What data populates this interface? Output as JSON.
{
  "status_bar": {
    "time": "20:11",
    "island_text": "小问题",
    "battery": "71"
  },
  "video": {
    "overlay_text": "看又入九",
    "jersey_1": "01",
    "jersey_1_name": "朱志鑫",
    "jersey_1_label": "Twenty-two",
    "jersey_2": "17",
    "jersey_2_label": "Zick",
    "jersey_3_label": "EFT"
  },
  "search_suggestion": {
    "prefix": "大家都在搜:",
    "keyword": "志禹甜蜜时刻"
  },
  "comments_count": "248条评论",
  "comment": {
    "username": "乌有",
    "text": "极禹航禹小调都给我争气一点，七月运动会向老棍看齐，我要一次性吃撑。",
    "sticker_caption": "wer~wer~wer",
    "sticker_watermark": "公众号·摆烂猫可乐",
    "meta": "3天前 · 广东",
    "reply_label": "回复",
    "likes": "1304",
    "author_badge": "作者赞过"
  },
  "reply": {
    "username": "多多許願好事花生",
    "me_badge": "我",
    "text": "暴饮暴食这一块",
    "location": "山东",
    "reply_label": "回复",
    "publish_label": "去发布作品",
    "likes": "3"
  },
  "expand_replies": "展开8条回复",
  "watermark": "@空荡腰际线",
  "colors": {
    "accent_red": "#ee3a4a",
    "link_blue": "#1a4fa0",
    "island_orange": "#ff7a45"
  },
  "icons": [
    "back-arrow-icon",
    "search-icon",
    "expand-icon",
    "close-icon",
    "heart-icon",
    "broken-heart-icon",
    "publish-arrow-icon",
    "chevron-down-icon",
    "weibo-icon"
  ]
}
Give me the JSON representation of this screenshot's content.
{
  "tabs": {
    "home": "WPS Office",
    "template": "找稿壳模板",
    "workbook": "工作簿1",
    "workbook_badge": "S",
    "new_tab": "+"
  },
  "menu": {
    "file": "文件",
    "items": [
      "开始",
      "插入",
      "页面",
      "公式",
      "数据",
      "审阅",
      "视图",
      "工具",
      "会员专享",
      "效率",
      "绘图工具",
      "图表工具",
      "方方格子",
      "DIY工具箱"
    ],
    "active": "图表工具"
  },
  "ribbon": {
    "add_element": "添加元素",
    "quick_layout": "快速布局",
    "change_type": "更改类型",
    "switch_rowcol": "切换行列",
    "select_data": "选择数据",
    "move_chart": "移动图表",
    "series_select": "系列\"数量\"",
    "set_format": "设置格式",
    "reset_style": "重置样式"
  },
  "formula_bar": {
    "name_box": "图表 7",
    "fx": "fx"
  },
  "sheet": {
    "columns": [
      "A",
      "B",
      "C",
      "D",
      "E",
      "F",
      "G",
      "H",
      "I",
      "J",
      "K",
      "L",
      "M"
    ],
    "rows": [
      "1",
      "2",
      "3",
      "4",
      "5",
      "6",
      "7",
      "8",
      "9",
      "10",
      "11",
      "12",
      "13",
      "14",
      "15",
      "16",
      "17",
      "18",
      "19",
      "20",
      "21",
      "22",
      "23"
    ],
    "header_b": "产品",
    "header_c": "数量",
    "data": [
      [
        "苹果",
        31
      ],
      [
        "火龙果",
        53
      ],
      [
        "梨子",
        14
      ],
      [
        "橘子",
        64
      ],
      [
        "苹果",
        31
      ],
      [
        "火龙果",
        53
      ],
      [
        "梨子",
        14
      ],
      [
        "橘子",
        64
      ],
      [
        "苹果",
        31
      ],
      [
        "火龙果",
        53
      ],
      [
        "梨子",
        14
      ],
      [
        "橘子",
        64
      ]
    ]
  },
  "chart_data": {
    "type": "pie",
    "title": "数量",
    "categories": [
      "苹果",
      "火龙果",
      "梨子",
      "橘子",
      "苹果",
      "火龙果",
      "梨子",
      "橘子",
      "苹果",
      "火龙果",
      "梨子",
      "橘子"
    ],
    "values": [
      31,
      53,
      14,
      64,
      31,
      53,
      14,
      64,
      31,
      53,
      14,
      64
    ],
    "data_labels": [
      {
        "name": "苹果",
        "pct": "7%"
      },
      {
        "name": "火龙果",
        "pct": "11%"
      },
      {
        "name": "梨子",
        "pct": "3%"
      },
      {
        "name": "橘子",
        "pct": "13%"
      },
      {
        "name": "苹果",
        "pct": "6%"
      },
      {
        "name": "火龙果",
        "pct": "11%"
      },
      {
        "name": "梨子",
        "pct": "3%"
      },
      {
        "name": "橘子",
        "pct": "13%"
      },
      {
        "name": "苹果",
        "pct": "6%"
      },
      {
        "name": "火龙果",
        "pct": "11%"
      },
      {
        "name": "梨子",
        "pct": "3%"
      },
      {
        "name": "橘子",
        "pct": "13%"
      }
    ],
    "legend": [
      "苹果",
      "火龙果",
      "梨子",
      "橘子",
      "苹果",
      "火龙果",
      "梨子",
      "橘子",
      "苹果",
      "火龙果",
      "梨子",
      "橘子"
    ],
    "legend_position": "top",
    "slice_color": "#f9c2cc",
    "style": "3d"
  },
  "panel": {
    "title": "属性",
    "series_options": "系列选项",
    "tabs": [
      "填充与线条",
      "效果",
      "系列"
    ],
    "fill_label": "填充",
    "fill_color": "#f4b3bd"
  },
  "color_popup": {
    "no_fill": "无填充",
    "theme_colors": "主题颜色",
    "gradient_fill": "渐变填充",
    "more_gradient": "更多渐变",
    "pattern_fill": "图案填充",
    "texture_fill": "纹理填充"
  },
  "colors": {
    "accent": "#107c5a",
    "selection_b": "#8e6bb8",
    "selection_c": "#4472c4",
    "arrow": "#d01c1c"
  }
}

· · · · · · ·

• _SET EXERCISE_
Your answer should be a single number: the count of lines in the entries that contain the word "JSON".

• _ANSWER TO THE EXERCISE_
2